> [TASK STATEMENT] How many lines in the records below contain the word "this"? Give only the number.

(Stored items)

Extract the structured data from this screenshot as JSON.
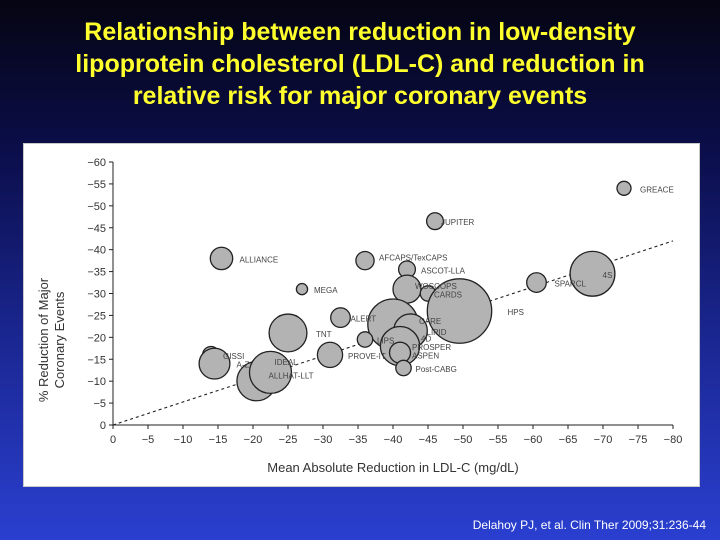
{
  "slide": {
    "title_lines": [
      "Relationship between reduction in low-density",
      "lipoprotein cholesterol (LDL-C) and reduction in",
      "relative risk for major coronary events"
    ],
    "citation": "Delahoy PJ, et al. Clin Ther 2009;31:236-44"
  },
  "chart_data": {
    "type": "scatter",
    "xlabel": "Mean Absolute Reduction in LDL-C (mg/dL)",
    "ylabel_lines": [
      "% Reduction of Major",
      "Coronary Events"
    ],
    "xlim": [
      0,
      -80
    ],
    "ylim": [
      0,
      -60
    ],
    "x_ticks": [
      "0",
      "−5",
      "−10",
      "−15",
      "−20",
      "−25",
      "−30",
      "−35",
      "−40",
      "−45",
      "−50",
      "−55",
      "−60",
      "−65",
      "−70",
      "−75",
      "−80"
    ],
    "y_ticks": [
      "0",
      "−5",
      "−10",
      "−15",
      "−20",
      "−25",
      "−30",
      "−35",
      "−40",
      "−45",
      "−50",
      "−55",
      "−60"
    ],
    "grid": false,
    "marker_fill": "#b3b3b3",
    "marker_edge": "#222222",
    "trendline": {
      "style": "dashed",
      "from": [
        0,
        0
      ],
      "to": [
        -80,
        -42
      ]
    },
    "points": [
      {
        "name": "GREACE",
        "x": -73,
        "y": -54,
        "size": 1.0
      },
      {
        "name": "JUPITER",
        "x": -46,
        "y": -46.5,
        "size": 1.2
      },
      {
        "name": "ALLIANCE",
        "x": -15.5,
        "y": -38,
        "size": 1.6
      },
      {
        "name": "AFCAPS/TexCAPS",
        "x": -36,
        "y": -37.5,
        "size": 1.3
      },
      {
        "name": "ASCOT-LLA",
        "x": -42,
        "y": -35.5,
        "size": 1.2
      },
      {
        "name": "4S",
        "x": -68.5,
        "y": -34.5,
        "size": 3.2
      },
      {
        "name": "SPARCL",
        "x": -60.5,
        "y": -32.5,
        "size": 1.4
      },
      {
        "name": "MEGA",
        "x": -27,
        "y": -31,
        "size": 0.8
      },
      {
        "name": "WOSCOPS",
        "x": -42,
        "y": -31,
        "size": 2.0
      },
      {
        "name": "CARDS",
        "x": -45,
        "y": -30,
        "size": 1.1
      },
      {
        "name": "HPS",
        "x": -49.5,
        "y": -26,
        "size": 4.6
      },
      {
        "name": "ALERT",
        "x": -32.5,
        "y": -24.5,
        "size": 1.4
      },
      {
        "name": "CARE",
        "x": -40,
        "y": -23,
        "size": 3.6
      },
      {
        "name": "TNT",
        "x": -25,
        "y": -21,
        "size": 2.7
      },
      {
        "name": "LIPID",
        "x": -42.5,
        "y": -21.5,
        "size": 2.4
      },
      {
        "name": "LIPS",
        "x": -36,
        "y": -19.5,
        "size": 1.1
      },
      {
        "name": "4D",
        "x": -42,
        "y": -19.5,
        "size": 1.4
      },
      {
        "name": "PROSPER",
        "x": -41,
        "y": -18,
        "size": 2.8
      },
      {
        "name": "PROVE-IT",
        "x": -31,
        "y": -16,
        "size": 1.8
      },
      {
        "name": "ASPEN",
        "x": -41,
        "y": -16.5,
        "size": 1.5
      },
      {
        "name": "GISSI",
        "x": -14,
        "y": -16,
        "size": 1.2
      },
      {
        "name": "A-Z",
        "x": -14.5,
        "y": -14,
        "size": 2.2
      },
      {
        "name": "Post-CABG",
        "x": -41.5,
        "y": -13,
        "size": 1.1
      },
      {
        "name": "IDEAL",
        "x": -20.5,
        "y": -10,
        "size": 2.8
      },
      {
        "name": "ALLHAT-LLT",
        "x": -22.5,
        "y": -12,
        "size": 3.0
      }
    ]
  }
}
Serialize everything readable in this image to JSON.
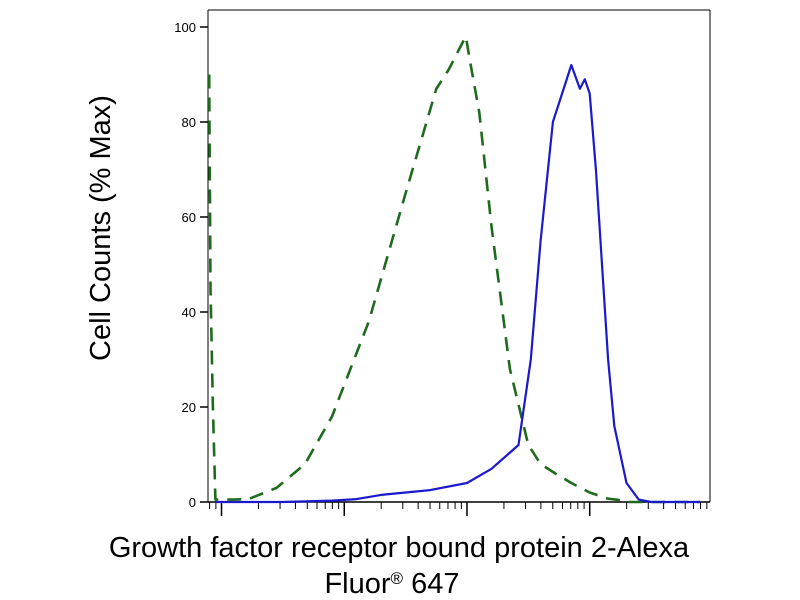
{
  "chart_data": {
    "type": "line",
    "title": "",
    "ylabel": "Cell Counts (% Max)",
    "xlabel_line1": "Growth factor receptor bound protein 2-Alexa",
    "xlabel_line2_main": "Fluor",
    "xlabel_line2_sup": "®",
    "xlabel_line2_tail": " 647",
    "x_scale": "log",
    "xlim": [
      -0.11,
      3.98
    ],
    "ylim": [
      0,
      100
    ],
    "y_ticks": [
      0,
      20,
      40,
      60,
      80,
      100
    ],
    "y_tick_labels": [
      "0",
      "20",
      "40",
      "60",
      "80",
      "100"
    ],
    "grid": false,
    "legend": "none",
    "series": [
      {
        "style": "dashed",
        "color": "#1e6b1e",
        "x": [
          -0.1,
          -0.09,
          -0.07,
          -0.05,
          0.1,
          0.22,
          0.45,
          0.68,
          0.9,
          1.2,
          1.5,
          1.75,
          1.85,
          1.95,
          1.99,
          2.03,
          2.1,
          2.2,
          2.35,
          2.5,
          2.6,
          2.72,
          2.85,
          3.0,
          3.15,
          3.25,
          3.3,
          3.5,
          3.9
        ],
        "y": [
          90,
          45,
          20,
          0.5,
          0.5,
          0.6,
          3,
          8,
          18,
          38,
          65,
          87,
          91,
          96,
          98,
          92,
          82,
          58,
          28,
          12,
          8,
          6,
          4,
          2,
          0.7,
          0.4,
          0,
          0,
          0
        ]
      },
      {
        "style": "solid",
        "color": "#1a1acc",
        "x": [
          -0.05,
          0.5,
          0.9,
          1.1,
          1.3,
          1.7,
          2.0,
          2.2,
          2.42,
          2.52,
          2.6,
          2.7,
          2.8,
          2.85,
          2.92,
          2.96,
          3.0,
          3.05,
          3.1,
          3.15,
          3.2,
          3.3,
          3.4,
          3.5,
          3.9
        ],
        "y": [
          0,
          0,
          0.3,
          0.6,
          1.5,
          2.5,
          4,
          7,
          12,
          30,
          55,
          80,
          88,
          92,
          87,
          89,
          86,
          70,
          50,
          30,
          16,
          4,
          0.5,
          0,
          0
        ]
      }
    ]
  }
}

> [PROBLEM SOLUTION] 2